:: WORK REQUIRED ::
Below are some records. How many of their lines contain the string "title"? Give the number only.

:: EXERCISE MATERIAL ::

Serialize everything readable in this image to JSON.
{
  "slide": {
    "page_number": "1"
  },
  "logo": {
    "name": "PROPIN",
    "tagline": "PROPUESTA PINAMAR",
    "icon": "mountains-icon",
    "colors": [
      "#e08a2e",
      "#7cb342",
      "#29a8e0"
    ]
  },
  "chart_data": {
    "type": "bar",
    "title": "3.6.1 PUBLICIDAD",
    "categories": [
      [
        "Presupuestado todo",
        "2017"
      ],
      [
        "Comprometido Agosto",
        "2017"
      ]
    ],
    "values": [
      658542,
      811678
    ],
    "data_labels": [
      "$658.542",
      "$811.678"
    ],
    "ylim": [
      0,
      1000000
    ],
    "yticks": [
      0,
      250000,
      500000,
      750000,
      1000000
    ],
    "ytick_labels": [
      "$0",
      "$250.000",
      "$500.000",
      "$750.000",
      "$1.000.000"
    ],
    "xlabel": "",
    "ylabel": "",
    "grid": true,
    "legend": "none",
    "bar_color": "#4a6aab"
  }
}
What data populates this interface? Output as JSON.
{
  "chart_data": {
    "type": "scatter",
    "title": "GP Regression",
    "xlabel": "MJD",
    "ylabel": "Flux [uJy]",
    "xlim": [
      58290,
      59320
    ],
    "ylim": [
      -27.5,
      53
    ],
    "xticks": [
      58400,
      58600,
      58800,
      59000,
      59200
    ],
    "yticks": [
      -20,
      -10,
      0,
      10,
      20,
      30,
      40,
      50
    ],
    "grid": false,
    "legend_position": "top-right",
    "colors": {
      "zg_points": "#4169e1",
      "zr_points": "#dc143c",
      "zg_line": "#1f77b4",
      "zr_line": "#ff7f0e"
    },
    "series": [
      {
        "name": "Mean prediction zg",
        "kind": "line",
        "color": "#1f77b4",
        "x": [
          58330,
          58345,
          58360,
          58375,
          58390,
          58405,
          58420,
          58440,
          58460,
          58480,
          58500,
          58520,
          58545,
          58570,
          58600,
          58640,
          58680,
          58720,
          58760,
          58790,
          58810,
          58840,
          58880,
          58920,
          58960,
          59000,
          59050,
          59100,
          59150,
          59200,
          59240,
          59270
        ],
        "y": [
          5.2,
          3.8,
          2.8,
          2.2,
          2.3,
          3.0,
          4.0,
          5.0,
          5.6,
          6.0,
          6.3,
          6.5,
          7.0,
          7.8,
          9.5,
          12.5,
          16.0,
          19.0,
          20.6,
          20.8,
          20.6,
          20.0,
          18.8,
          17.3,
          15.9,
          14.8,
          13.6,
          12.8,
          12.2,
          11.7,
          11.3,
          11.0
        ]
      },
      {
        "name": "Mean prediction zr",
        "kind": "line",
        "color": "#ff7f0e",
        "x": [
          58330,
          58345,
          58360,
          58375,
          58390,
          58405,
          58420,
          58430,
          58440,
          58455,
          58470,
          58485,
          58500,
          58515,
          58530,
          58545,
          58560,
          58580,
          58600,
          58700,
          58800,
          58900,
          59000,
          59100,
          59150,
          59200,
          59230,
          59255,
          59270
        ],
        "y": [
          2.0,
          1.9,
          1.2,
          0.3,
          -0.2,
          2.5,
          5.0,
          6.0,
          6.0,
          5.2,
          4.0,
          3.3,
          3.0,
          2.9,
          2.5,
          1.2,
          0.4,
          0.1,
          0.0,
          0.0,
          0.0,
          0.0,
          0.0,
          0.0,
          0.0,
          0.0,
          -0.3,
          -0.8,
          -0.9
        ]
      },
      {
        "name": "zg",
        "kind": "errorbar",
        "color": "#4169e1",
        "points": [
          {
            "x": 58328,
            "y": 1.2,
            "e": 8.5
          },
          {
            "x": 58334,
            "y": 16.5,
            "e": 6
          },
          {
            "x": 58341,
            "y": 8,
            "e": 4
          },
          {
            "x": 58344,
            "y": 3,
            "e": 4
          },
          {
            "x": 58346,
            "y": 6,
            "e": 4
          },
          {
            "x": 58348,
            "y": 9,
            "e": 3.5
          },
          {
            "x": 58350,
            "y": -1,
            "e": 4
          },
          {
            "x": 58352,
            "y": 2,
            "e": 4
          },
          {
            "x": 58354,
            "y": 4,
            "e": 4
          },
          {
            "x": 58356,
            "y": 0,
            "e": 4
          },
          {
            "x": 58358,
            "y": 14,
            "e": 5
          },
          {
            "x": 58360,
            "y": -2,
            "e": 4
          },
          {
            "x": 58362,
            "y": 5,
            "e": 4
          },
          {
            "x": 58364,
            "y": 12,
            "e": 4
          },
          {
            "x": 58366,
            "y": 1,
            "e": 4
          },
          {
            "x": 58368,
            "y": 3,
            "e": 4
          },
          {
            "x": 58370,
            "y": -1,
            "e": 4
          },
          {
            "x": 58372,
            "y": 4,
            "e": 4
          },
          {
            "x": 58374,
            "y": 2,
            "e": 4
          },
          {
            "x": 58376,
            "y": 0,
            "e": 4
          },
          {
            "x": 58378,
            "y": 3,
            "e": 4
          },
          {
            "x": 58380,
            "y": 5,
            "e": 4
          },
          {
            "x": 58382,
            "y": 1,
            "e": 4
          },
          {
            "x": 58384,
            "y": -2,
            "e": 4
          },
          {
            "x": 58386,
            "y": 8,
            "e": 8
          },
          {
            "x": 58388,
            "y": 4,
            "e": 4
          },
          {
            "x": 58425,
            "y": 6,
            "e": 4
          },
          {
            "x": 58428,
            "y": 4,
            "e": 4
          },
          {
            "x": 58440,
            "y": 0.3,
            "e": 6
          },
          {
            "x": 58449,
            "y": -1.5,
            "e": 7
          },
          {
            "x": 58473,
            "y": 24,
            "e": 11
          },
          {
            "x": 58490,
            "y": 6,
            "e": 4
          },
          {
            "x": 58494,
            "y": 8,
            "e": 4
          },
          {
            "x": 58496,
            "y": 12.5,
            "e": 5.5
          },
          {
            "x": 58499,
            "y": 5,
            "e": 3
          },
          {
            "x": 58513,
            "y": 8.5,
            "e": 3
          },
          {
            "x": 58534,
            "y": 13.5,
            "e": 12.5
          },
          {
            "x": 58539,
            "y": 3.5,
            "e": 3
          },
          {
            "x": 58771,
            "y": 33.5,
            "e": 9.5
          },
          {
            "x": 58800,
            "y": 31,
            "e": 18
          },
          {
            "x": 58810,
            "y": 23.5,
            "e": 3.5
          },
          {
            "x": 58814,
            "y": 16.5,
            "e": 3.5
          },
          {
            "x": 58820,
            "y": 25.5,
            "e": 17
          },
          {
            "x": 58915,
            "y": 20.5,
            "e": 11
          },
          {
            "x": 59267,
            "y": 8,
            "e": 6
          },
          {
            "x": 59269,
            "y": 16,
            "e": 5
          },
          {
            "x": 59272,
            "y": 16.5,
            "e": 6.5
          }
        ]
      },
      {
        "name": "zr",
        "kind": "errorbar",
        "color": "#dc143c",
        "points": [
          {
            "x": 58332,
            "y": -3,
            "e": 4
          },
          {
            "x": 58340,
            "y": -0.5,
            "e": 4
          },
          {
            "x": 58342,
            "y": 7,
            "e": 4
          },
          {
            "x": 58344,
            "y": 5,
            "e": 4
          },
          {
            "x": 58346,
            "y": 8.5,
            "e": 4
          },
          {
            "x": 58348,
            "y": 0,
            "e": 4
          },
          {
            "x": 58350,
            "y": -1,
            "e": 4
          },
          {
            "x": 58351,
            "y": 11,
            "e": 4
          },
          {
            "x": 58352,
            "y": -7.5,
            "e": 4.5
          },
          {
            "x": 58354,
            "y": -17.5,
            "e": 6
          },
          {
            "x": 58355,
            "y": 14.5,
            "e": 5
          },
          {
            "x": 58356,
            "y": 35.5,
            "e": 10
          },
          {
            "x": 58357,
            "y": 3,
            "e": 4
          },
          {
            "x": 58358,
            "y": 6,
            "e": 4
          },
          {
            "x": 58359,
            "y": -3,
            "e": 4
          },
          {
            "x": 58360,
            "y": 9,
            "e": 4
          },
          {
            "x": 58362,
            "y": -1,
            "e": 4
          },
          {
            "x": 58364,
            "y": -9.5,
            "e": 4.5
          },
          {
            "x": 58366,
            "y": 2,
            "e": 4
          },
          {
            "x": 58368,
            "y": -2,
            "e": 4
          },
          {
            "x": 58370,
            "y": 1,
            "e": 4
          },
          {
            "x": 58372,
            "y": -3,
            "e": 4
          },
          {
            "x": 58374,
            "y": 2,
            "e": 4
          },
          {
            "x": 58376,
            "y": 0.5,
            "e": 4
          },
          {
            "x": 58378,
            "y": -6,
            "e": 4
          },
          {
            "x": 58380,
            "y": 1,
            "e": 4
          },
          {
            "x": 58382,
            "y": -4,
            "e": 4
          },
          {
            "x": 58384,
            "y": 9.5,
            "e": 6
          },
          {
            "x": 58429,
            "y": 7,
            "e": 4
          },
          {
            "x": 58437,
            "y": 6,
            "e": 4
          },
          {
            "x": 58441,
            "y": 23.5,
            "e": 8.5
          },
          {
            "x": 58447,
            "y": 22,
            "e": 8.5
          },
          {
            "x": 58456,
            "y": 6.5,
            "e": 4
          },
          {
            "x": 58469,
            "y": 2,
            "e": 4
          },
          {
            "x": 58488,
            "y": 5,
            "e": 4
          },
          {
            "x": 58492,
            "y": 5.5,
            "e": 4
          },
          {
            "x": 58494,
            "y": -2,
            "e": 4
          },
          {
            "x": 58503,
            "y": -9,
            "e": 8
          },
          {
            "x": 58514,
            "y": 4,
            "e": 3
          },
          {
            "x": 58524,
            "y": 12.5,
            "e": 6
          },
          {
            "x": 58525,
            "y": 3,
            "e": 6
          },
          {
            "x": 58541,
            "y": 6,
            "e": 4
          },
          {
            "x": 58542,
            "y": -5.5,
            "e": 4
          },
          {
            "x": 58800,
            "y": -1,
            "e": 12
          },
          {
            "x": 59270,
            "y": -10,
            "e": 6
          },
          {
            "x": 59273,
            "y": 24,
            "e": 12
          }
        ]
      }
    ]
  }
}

:: REPLY TO THE EXERCISE ::
2